- **TASK TO COMPLETE**
Go through the entries and count the lines with the string "JSON" in them. Give only that number.

[Start PROVIDED DATA]

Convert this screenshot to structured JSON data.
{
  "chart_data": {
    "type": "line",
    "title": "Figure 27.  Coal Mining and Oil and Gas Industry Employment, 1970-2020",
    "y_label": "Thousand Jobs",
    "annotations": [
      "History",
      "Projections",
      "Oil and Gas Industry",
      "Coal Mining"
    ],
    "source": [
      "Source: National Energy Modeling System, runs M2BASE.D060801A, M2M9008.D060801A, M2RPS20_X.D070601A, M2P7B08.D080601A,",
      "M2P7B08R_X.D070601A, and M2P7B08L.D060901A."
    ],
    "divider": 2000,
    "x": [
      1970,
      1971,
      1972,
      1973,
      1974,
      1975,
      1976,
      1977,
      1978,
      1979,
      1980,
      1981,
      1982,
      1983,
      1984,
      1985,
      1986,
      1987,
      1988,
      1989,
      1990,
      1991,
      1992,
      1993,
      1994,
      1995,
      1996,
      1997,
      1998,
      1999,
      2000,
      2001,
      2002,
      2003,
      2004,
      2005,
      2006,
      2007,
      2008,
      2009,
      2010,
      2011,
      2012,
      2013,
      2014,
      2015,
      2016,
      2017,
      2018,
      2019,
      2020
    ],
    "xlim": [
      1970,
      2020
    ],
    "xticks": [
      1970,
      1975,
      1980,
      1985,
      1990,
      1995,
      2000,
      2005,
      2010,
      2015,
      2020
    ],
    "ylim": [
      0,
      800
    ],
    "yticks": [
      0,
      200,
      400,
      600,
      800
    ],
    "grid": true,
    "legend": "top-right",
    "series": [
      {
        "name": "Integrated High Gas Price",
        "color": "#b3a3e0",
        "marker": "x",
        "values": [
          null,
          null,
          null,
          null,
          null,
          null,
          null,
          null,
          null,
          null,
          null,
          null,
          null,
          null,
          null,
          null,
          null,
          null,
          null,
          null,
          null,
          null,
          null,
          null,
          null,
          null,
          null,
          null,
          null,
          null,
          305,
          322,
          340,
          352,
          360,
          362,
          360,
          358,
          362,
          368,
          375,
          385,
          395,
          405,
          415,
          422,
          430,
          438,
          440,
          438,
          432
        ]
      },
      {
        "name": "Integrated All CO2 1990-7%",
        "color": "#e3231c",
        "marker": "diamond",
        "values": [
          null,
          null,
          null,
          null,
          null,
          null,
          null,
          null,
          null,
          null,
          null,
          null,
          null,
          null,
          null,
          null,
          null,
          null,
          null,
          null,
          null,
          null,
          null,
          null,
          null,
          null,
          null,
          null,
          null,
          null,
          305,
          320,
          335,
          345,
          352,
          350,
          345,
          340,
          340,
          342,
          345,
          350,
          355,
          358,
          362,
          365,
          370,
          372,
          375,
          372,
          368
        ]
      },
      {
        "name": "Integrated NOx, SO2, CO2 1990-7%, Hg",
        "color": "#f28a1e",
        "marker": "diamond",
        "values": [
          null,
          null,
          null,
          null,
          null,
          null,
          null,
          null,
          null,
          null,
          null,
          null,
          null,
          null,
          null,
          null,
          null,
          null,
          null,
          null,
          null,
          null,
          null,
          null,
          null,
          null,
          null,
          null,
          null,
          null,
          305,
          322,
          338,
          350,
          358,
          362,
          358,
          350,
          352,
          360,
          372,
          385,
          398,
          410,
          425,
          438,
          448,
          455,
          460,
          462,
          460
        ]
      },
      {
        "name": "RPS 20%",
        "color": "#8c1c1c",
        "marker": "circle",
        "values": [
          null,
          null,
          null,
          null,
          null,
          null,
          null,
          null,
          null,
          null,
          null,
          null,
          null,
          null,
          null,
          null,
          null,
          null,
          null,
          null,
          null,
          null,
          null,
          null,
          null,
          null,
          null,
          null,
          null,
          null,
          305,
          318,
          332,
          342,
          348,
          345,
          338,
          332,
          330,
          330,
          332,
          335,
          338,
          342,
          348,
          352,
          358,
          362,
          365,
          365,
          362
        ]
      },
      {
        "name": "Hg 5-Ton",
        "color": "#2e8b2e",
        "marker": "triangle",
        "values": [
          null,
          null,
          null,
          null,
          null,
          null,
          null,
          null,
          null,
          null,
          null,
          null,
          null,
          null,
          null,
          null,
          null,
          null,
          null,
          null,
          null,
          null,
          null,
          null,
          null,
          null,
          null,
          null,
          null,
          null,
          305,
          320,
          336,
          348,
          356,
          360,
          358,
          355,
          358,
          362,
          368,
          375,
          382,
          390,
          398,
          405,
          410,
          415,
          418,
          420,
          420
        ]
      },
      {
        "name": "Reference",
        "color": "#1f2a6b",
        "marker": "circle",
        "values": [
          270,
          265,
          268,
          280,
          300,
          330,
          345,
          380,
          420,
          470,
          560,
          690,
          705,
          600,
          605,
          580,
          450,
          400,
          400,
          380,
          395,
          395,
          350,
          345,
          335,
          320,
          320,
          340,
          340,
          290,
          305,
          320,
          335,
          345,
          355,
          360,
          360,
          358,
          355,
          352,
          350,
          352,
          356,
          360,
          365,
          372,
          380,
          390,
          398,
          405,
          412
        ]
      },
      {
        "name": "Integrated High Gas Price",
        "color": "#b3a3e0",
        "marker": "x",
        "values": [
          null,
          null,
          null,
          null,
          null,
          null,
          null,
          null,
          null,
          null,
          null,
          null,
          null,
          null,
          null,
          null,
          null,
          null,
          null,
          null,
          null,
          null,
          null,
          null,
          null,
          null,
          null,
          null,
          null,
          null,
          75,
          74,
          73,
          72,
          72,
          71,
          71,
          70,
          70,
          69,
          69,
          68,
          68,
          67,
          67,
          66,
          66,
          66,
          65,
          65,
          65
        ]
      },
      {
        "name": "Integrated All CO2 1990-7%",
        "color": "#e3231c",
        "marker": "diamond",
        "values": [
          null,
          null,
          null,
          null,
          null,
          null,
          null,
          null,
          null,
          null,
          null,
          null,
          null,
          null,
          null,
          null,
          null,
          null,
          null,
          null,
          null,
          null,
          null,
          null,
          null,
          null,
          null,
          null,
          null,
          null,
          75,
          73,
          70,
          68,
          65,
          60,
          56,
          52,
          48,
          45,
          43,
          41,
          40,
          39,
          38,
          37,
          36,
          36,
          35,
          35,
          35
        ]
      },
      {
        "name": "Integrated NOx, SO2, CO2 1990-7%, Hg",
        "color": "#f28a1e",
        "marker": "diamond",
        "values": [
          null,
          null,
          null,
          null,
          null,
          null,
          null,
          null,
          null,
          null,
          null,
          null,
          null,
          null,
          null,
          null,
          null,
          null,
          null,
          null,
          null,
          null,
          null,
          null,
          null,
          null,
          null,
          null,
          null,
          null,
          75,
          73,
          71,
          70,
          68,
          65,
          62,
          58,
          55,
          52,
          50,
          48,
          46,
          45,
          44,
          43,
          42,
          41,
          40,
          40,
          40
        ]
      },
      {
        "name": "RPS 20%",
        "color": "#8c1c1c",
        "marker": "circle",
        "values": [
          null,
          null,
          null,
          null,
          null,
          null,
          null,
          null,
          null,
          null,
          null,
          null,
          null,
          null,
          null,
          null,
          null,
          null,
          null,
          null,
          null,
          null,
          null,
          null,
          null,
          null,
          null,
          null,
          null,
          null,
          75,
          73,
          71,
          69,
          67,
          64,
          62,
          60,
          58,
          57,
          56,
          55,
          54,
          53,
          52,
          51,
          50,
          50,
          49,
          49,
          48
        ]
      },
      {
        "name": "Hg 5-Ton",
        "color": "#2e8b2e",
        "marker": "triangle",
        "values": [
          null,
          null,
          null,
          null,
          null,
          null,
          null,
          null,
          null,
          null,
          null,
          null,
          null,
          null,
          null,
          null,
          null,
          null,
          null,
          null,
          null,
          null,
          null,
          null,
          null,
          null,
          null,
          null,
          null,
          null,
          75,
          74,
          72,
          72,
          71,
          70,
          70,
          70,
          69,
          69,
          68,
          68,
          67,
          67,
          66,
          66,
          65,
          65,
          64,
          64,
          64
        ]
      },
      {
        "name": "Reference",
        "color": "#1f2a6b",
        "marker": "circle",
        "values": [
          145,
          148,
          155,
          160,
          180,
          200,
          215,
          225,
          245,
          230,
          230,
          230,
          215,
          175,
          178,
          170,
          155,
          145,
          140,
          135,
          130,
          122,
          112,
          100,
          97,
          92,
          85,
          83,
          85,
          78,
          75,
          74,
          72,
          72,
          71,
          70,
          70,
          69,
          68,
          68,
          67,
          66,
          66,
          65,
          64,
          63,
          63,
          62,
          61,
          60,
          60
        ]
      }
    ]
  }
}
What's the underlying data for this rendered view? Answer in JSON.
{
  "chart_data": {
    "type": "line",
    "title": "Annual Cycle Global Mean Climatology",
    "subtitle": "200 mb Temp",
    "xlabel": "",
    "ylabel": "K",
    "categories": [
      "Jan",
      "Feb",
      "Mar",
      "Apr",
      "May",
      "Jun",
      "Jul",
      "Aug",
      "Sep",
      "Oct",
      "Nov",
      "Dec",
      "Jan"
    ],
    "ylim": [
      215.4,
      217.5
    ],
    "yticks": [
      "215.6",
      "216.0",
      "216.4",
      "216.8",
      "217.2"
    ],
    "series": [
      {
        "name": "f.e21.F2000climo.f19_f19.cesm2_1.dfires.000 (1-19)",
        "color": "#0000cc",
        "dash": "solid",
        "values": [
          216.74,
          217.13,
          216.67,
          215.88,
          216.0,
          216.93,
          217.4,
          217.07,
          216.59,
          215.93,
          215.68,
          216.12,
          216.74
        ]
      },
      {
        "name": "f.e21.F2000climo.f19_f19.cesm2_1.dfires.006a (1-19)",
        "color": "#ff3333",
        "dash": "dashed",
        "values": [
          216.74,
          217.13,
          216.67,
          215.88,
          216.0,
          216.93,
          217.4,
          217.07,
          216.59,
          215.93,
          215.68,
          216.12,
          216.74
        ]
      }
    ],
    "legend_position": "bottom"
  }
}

[End PROVIDED DATA]

- **FINISHED EXERCISE**
2